++++ Extracted records ++++

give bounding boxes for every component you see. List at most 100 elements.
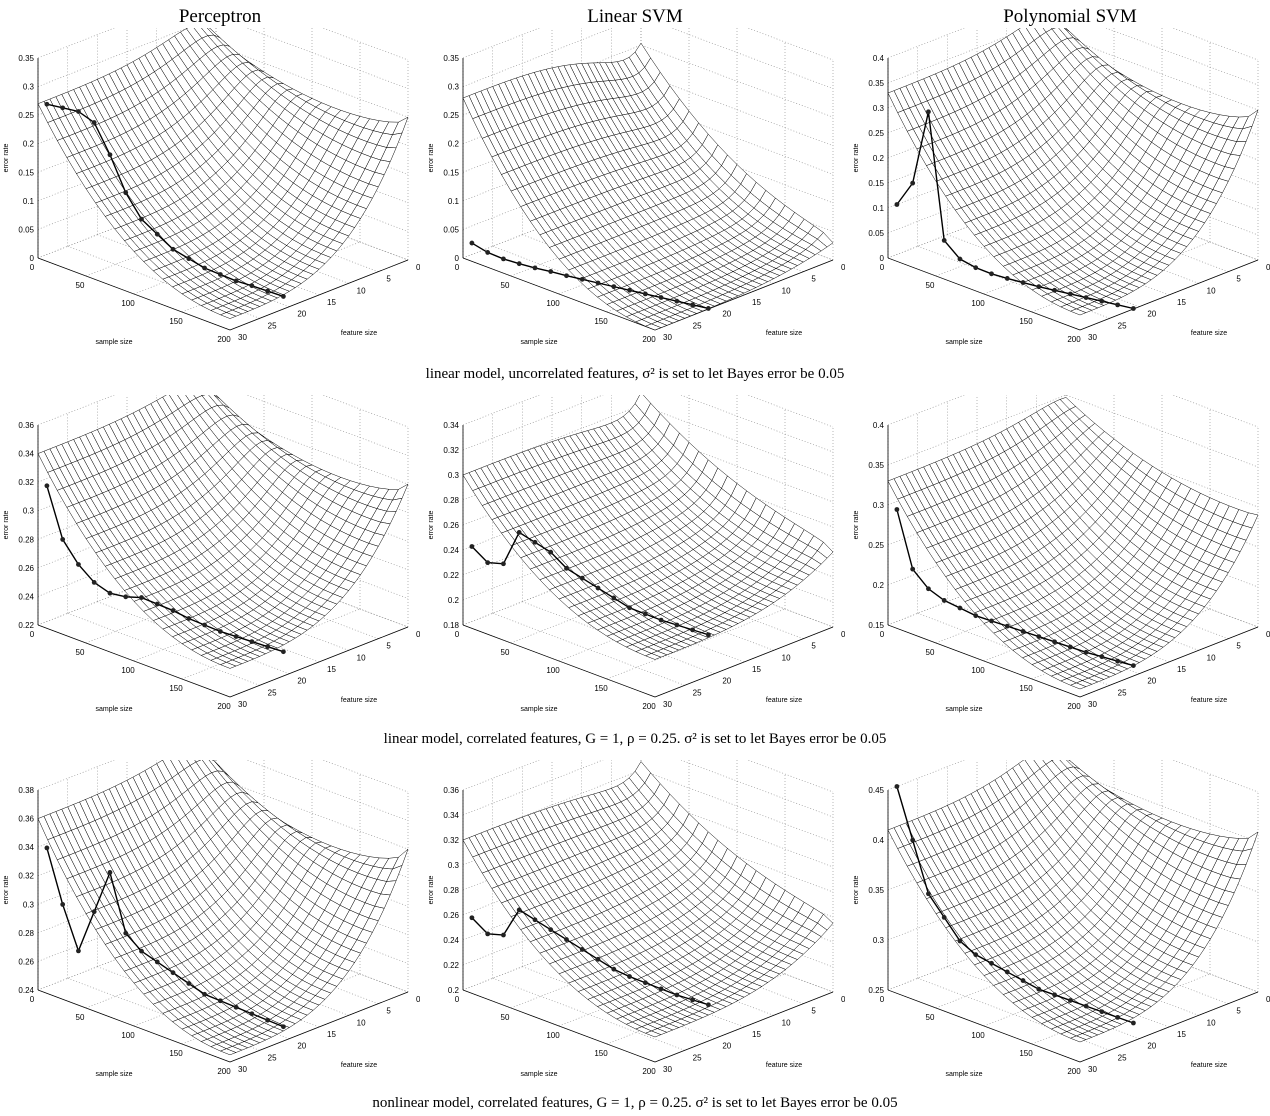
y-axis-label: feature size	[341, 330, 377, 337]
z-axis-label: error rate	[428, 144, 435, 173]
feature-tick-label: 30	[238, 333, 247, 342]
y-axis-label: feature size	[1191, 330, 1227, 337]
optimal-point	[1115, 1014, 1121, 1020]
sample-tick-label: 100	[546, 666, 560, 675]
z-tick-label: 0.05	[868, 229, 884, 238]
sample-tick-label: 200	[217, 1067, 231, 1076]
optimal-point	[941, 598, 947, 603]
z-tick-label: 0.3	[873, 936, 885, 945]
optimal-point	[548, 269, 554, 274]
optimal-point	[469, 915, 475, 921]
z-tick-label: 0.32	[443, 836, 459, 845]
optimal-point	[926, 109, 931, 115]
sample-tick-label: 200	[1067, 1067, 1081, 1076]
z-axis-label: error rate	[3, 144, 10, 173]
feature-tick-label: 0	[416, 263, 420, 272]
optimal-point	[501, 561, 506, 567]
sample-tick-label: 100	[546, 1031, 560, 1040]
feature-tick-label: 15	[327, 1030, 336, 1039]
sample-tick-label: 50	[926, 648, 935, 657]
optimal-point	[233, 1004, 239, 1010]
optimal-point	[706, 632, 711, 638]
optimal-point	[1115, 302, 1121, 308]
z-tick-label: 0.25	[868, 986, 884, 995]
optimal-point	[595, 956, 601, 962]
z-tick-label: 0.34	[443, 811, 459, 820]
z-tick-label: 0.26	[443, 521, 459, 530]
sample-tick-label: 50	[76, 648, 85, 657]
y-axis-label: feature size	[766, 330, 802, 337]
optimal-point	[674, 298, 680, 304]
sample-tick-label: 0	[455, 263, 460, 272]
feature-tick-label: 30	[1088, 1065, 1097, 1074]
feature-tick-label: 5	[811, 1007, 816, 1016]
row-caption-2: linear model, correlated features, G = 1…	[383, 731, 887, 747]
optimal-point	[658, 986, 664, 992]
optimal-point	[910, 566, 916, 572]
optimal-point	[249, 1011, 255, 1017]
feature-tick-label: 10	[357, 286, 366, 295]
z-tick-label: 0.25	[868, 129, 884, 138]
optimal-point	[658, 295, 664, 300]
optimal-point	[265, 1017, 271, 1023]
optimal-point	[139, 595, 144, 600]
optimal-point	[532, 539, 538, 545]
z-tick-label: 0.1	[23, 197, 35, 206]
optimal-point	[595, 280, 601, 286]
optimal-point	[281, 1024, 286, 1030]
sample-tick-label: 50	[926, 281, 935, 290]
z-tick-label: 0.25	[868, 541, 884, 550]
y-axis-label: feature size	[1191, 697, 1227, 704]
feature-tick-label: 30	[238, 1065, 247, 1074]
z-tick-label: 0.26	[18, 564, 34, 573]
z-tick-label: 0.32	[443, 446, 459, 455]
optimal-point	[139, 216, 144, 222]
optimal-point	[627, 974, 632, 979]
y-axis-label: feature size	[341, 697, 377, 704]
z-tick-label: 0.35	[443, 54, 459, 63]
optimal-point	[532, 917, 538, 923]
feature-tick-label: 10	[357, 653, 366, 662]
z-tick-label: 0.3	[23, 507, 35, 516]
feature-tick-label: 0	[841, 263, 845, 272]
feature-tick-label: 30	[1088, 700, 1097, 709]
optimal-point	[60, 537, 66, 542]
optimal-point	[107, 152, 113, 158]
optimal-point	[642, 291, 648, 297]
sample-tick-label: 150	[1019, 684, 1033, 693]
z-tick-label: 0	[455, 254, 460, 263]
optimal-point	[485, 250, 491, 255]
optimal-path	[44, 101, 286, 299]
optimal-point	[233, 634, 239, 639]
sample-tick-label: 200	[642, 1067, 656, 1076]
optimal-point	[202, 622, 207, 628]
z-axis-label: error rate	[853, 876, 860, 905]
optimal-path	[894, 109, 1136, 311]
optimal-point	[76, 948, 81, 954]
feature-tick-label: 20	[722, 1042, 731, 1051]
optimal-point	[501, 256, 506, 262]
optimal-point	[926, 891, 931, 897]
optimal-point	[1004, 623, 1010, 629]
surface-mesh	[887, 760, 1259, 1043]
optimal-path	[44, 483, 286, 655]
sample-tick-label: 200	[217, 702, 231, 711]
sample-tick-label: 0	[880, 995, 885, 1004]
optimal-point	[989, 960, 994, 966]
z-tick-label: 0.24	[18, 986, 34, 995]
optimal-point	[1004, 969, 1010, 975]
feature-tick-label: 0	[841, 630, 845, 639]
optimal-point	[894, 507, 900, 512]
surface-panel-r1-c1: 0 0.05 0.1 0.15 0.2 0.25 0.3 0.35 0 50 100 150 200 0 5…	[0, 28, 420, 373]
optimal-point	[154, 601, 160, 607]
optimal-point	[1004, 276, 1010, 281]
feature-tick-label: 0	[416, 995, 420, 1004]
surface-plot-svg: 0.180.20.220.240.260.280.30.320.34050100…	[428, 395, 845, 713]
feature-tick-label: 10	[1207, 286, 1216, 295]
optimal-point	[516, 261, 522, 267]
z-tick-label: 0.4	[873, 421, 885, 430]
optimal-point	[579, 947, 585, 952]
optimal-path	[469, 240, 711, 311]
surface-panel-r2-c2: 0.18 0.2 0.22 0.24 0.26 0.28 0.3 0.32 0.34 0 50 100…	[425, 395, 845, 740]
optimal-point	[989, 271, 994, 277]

++++

▶ **The problem**: Copy every one of the lines above word for word, and omit the pictures from your copy.

▶ **Answer to the problem**:
give bounding boxes for every component you see. List at most 100 elements.
y-axis-label: feature size	[341, 330, 377, 337]
z-axis-label: error rate	[428, 144, 435, 173]
feature-tick-label: 30	[238, 333, 247, 342]
y-axis-label: feature size	[1191, 330, 1227, 337]
optimal-point	[1115, 1014, 1121, 1020]
sample-tick-label: 100	[546, 666, 560, 675]
z-tick-label: 0.05	[868, 229, 884, 238]
sample-tick-label: 200	[217, 1067, 231, 1076]
optimal-point	[941, 598, 947, 603]
z-tick-label: 0.3	[873, 936, 885, 945]
optimal-point	[548, 269, 554, 274]
optimal-point	[469, 915, 475, 921]
z-tick-label: 0.32	[443, 836, 459, 845]
optimal-point	[926, 109, 931, 115]
sample-tick-label: 200	[1067, 1067, 1081, 1076]
z-axis-label: error rate	[3, 144, 10, 173]
feature-tick-label: 0	[416, 263, 420, 272]
optimal-point	[501, 561, 506, 567]
sample-tick-label: 100	[546, 1031, 560, 1040]
feature-tick-label: 15	[327, 1030, 336, 1039]
sample-tick-label: 50	[926, 648, 935, 657]
optimal-point	[233, 1004, 239, 1010]
optimal-point	[706, 632, 711, 638]
optimal-point	[1115, 302, 1121, 308]
z-tick-label: 0.25	[868, 986, 884, 995]
optimal-point	[595, 956, 601, 962]
z-tick-label: 0.34	[443, 811, 459, 820]
z-tick-label: 0.26	[443, 521, 459, 530]
sample-tick-label: 50	[76, 648, 85, 657]
y-axis-label: feature size	[766, 330, 802, 337]
optimal-point	[674, 298, 680, 304]
sample-tick-label: 0	[455, 263, 460, 272]
feature-tick-label: 30	[1088, 1065, 1097, 1074]
feature-tick-label: 5	[811, 1007, 816, 1016]
row-caption-2: linear model, correlated features, G = 1…	[383, 731, 887, 747]
optimal-point	[658, 986, 664, 992]
optimal-point	[910, 566, 916, 572]
optimal-point	[249, 1011, 255, 1017]
feature-tick-label: 10	[357, 286, 366, 295]
z-tick-label: 0.25	[868, 129, 884, 138]
optimal-point	[658, 295, 664, 300]
optimal-point	[265, 1017, 271, 1023]
optimal-point	[139, 595, 144, 600]
optimal-point	[532, 539, 538, 545]
z-tick-label: 0.1	[23, 197, 35, 206]
optimal-point	[595, 280, 601, 286]
optimal-point	[281, 1024, 286, 1030]
sample-tick-label: 50	[926, 281, 935, 290]
z-tick-label: 0.25	[868, 541, 884, 550]
y-axis-label: feature size	[1191, 697, 1227, 704]
feature-tick-label: 30	[238, 1065, 247, 1074]
z-tick-label: 0.26	[18, 564, 34, 573]
z-tick-label: 0.32	[443, 446, 459, 455]
optimal-point	[139, 216, 144, 222]
optimal-point	[627, 974, 632, 979]
y-axis-label: feature size	[341, 697, 377, 704]
z-tick-label: 0.35	[443, 54, 459, 63]
optimal-point	[532, 917, 538, 923]
feature-tick-label: 10	[357, 653, 366, 662]
z-tick-label: 0.3	[23, 507, 35, 516]
feature-tick-label: 0	[841, 263, 845, 272]
feature-tick-label: 30	[1088, 700, 1097, 709]
optimal-point	[60, 537, 66, 542]
optimal-point	[107, 152, 113, 158]
optimal-point	[642, 291, 648, 297]
sample-tick-label: 150	[1019, 684, 1033, 693]
z-tick-label: 0	[455, 254, 460, 263]
optimal-point	[485, 250, 491, 255]
optimal-path	[44, 101, 286, 299]
optimal-point	[233, 634, 239, 639]
sample-tick-label: 200	[642, 1067, 656, 1076]
optimal-point	[202, 622, 207, 628]
z-axis-label: error rate	[853, 876, 860, 905]
optimal-path	[894, 109, 1136, 311]
optimal-point	[76, 948, 81, 954]
feature-tick-label: 20	[722, 1042, 731, 1051]
optimal-point	[501, 256, 506, 262]
optimal-point	[926, 891, 931, 897]
optimal-point	[1004, 623, 1010, 629]
surface-mesh	[887, 760, 1259, 1043]
optimal-path	[44, 483, 286, 655]
sample-tick-label: 200	[217, 702, 231, 711]
sample-tick-label: 0	[880, 995, 885, 1004]
optimal-point	[989, 960, 994, 966]
z-tick-label: 0.24	[18, 986, 34, 995]
optimal-point	[1004, 969, 1010, 975]
feature-tick-label: 0	[841, 630, 845, 639]
optimal-point	[894, 507, 900, 512]
surface-panel-r1-c1: 0 0.05 0.1 0.15 0.2 0.25 0.3 0.35 0 50 100 150 200 0 5…	[0, 28, 420, 373]
optimal-point	[154, 601, 160, 607]
optimal-point	[1004, 276, 1010, 281]
feature-tick-label: 0	[416, 995, 420, 1004]
surface-plot-svg: 0.180.20.220.240.260.280.30.320.34050100…	[428, 395, 845, 713]
feature-tick-label: 10	[1207, 286, 1216, 295]
optimal-point	[516, 261, 522, 267]
z-tick-label: 0.4	[873, 421, 885, 430]
optimal-point	[579, 947, 585, 952]
optimal-path	[469, 240, 711, 311]
surface-panel-r2-c2: 0.18 0.2 0.22 0.24 0.26 0.28 0.3 0.32 0.34 0 50 100…	[425, 395, 845, 740]
optimal-point	[989, 271, 994, 277]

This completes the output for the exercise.